---------- THE RECORDS ----------

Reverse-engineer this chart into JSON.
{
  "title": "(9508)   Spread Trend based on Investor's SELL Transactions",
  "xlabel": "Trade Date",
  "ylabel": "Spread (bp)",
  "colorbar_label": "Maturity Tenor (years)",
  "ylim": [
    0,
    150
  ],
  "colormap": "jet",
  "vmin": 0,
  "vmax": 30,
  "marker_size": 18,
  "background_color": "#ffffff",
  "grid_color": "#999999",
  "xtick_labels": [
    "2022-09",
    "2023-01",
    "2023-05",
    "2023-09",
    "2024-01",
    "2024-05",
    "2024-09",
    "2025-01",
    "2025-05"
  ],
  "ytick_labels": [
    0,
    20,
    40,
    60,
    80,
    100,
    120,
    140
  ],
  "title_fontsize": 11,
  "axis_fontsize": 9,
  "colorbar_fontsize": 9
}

----------

Return all the lines that contain the string "Spread".

  "title": "(9508)   Spread Trend based on Investor's SELL Transactions",
  "ylabel": "Spread (bp)",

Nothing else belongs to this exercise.